◆ **STATED EXERCISE**: In the listing that follows, count every line with the word "emoji" in it and write only the total.

◆ **SUPPLIED ENTRIES**:
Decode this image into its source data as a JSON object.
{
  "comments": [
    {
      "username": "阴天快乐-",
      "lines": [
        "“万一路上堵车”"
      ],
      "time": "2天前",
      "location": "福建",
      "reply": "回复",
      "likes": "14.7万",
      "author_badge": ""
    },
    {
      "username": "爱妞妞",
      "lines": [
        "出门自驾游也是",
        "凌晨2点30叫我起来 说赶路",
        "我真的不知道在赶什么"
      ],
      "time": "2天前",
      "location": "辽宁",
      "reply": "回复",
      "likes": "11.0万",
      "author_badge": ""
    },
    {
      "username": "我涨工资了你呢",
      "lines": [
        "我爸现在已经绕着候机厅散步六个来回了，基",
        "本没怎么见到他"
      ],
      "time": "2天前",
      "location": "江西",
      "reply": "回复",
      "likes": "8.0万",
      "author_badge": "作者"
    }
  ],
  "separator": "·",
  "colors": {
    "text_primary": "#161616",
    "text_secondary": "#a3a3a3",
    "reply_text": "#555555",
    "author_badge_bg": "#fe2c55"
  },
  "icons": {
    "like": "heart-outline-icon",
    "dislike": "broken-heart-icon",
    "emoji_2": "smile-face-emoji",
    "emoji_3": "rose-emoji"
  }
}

◆ **FINISHED EXERCISE**: 2